_Task to complete_:
Your task is to tally the lines of the listing containing the word "tranzacțiile" and report the figure alone.

_Rows_:
***

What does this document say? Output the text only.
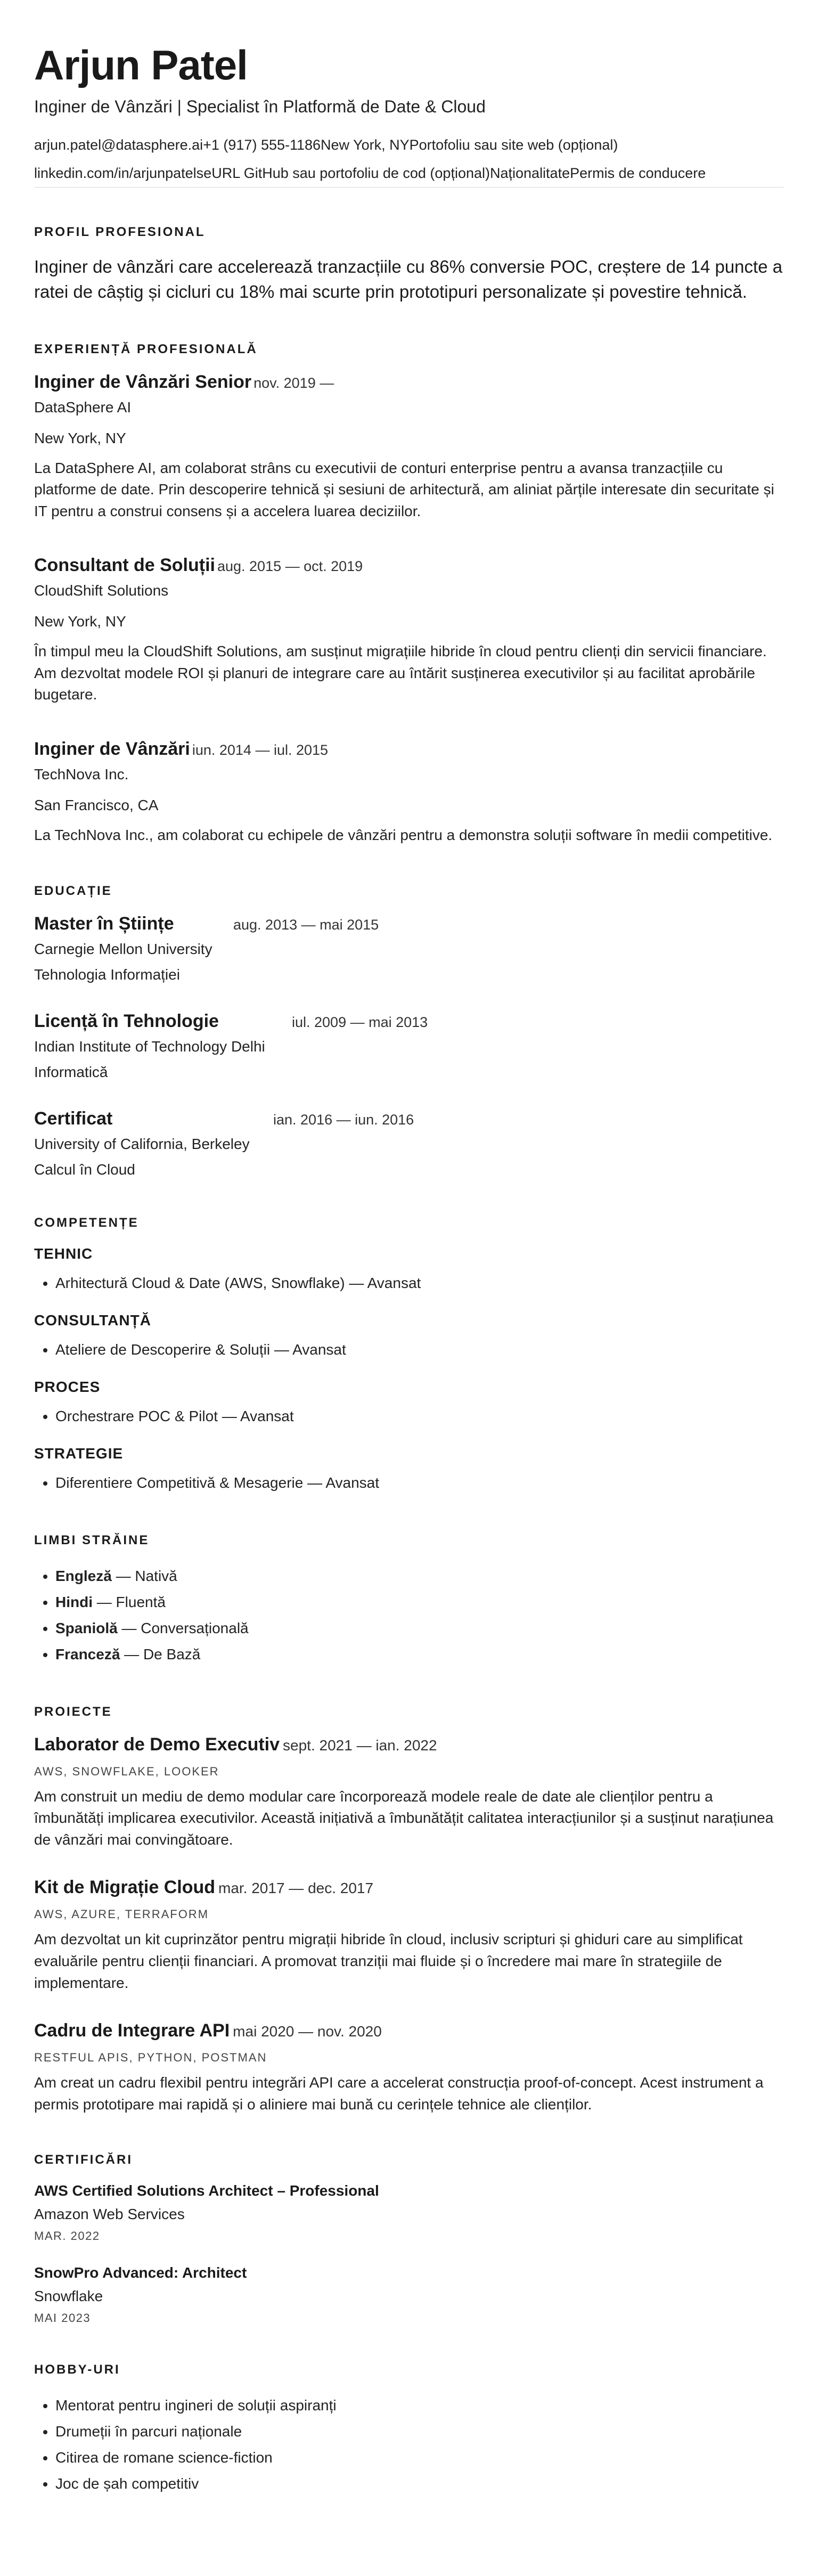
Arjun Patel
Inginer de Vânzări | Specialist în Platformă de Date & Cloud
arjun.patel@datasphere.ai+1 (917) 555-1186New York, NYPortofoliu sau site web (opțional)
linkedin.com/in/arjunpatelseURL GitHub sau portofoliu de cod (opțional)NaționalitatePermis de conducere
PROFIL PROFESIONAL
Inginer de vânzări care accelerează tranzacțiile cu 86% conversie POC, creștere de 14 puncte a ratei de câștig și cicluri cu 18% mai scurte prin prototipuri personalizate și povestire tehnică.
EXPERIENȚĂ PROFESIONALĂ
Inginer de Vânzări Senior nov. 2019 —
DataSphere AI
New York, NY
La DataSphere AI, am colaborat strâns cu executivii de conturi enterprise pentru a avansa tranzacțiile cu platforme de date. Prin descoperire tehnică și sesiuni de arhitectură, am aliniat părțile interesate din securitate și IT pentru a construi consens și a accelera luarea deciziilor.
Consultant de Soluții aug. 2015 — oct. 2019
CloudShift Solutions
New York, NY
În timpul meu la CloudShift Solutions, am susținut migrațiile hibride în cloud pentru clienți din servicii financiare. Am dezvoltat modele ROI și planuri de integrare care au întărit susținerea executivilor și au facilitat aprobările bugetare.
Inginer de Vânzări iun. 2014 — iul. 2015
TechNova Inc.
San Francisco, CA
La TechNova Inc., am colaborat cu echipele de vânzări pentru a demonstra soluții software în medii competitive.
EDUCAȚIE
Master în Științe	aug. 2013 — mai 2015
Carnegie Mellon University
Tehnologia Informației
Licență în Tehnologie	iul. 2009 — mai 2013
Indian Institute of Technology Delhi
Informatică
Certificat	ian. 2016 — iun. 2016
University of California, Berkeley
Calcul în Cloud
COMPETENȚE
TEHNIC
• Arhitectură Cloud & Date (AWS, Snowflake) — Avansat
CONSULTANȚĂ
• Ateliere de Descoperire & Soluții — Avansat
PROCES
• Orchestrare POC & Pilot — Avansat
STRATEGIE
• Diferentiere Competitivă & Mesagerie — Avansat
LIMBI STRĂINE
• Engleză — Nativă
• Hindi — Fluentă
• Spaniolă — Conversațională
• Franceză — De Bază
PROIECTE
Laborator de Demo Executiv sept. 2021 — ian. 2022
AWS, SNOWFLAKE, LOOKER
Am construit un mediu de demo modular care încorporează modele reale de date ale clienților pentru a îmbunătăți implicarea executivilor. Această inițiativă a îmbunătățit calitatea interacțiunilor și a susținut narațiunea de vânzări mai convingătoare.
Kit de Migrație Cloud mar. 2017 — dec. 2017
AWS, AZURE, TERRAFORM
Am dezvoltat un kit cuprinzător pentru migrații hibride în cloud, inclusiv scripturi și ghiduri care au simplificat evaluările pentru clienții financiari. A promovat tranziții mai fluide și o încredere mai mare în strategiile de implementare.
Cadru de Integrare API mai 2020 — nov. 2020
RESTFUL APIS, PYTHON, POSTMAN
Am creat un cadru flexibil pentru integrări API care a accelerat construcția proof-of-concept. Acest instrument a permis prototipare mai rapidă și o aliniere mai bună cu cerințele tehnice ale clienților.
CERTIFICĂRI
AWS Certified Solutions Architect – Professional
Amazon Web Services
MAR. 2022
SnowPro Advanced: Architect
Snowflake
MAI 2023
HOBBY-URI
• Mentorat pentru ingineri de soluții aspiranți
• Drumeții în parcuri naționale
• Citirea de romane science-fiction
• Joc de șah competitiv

***

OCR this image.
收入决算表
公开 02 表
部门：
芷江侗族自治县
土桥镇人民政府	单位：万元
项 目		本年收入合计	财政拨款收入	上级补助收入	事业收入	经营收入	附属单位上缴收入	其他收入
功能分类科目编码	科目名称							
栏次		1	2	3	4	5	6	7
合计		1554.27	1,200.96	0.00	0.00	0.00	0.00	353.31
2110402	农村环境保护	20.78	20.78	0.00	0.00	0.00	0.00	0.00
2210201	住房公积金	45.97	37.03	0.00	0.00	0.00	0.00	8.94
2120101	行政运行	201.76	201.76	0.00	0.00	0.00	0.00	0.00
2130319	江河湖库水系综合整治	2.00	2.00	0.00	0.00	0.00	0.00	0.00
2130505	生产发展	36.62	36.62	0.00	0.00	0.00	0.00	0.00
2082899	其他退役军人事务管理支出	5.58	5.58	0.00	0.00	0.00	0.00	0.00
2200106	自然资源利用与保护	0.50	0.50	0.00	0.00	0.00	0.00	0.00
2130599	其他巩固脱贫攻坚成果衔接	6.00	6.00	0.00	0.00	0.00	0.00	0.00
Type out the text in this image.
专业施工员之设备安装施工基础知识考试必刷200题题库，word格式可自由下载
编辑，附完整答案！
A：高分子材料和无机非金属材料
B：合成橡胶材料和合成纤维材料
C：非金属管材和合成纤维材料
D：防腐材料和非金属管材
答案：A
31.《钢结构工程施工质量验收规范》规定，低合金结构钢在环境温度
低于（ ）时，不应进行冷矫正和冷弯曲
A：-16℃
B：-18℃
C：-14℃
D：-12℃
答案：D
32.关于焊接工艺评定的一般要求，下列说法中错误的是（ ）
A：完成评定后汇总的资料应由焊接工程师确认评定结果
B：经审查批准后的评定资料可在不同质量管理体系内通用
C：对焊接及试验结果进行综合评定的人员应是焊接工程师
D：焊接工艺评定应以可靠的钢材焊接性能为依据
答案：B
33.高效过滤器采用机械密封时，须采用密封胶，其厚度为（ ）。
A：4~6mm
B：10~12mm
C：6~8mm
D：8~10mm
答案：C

***

_Solution to this problem_:
2